Exercise goal :: Restate each of the lines given below, word for word.

Given records ::
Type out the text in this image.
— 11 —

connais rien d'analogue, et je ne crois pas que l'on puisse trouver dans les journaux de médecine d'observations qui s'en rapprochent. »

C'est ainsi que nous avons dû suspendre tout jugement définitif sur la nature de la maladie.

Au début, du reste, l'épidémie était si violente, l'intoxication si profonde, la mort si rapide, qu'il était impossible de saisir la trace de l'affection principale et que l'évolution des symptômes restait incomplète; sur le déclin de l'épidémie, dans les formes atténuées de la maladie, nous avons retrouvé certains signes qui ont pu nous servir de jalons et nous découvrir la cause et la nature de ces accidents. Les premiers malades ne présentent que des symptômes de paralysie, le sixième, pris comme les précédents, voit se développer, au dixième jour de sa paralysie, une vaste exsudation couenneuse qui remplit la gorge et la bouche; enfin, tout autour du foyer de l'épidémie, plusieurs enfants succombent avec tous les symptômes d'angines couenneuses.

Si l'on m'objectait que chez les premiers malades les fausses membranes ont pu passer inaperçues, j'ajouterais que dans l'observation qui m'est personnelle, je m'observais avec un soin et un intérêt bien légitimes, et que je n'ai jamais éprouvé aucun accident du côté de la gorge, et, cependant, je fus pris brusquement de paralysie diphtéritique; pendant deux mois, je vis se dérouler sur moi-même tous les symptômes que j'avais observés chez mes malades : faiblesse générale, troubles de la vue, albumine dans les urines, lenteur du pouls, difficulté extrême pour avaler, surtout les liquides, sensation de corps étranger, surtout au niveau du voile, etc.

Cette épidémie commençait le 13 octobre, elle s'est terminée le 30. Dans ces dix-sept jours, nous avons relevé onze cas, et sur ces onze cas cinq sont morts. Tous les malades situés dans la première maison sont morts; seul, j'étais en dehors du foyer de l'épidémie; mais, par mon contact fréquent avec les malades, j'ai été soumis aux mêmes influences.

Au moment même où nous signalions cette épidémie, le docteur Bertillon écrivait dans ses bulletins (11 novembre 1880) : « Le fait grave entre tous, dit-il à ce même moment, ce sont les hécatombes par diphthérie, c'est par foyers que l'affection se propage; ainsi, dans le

Task output ::
Type out the text in this image.
— 11 —

connais rien d'analogue, et je ne crois pas que l'on puisse trouver dans les journaux de médecine d'observations qui s'en rapprochent. »

C'est ainsi que nous avons dû suspendre tout jugement définitif sur la nature de la maladie.

Au début, du reste, l'épidémie était si violente, l'intoxication si profonde, la mort si rapide, qu'il était impossible de saisir la trace de l'affection principale et que l'évolution des symptômes restait incomplète; sur le déclin de l'épidémie, dans les formes atténuées de la maladie, nous avons retrouvé certains signes qui ont pu nous servir de jalons et nous découvrir la cause et la nature de ces accidents. Les premiers malades ne présentent que des symptômes de paralysie, le sixième, pris comme les précédents, voit se développer, au dixième jour de sa paralysie, une vaste exsudation couenneuse qui remplit la gorge et la bouche; enfin, tout autour du foyer de l'épidémie, plusieurs enfants succombent avec tous les symptômes d'angines couenneuses.

Si l'on m'objectait que chez les premiers malades les fausses membranes ont pu passer inaperçues, j'ajouterais que dans l'observation qui m'est personnelle, je m'observais avec un soin et un intérêt bien légitimes, et que je n'ai jamais éprouvé aucun accident du côté de la gorge, et, cependant, je fus pris brusquement de paralysie diphtéritique; pendant deux mois, je vis se dérouler sur moi-même tous les symptômes que j'avais observés chez mes malades : faiblesse générale, troubles de la vue, albumine dans les urines, lenteur du pouls, difficulté extrême pour avaler, surtout les liquides, sensation de corps étranger, surtout au niveau du voile, etc.

Cette épidémie commençait le 13 octobre, elle s'est terminée le 30. Dans ces dix-sept jours, nous avons relevé onze cas, et sur ces onze cas cinq sont morts. Tous les malades situés dans la première maison sont morts; seul, j'étais en dehors du foyer de l'épidémie; mais, par mon contact fréquent avec les malades, j'ai été soumis aux mêmes influences.

Au moment même où nous signalions cette épidémie, le docteur Bertillon écrivait dans ses bulletins (11 novembre 1880) : « Le fait grave entre tous, dit-il à ce même moment, ce sont les hécatombes par diphthérie, c'est par foyers que l'affection se propage; ainsi, dans le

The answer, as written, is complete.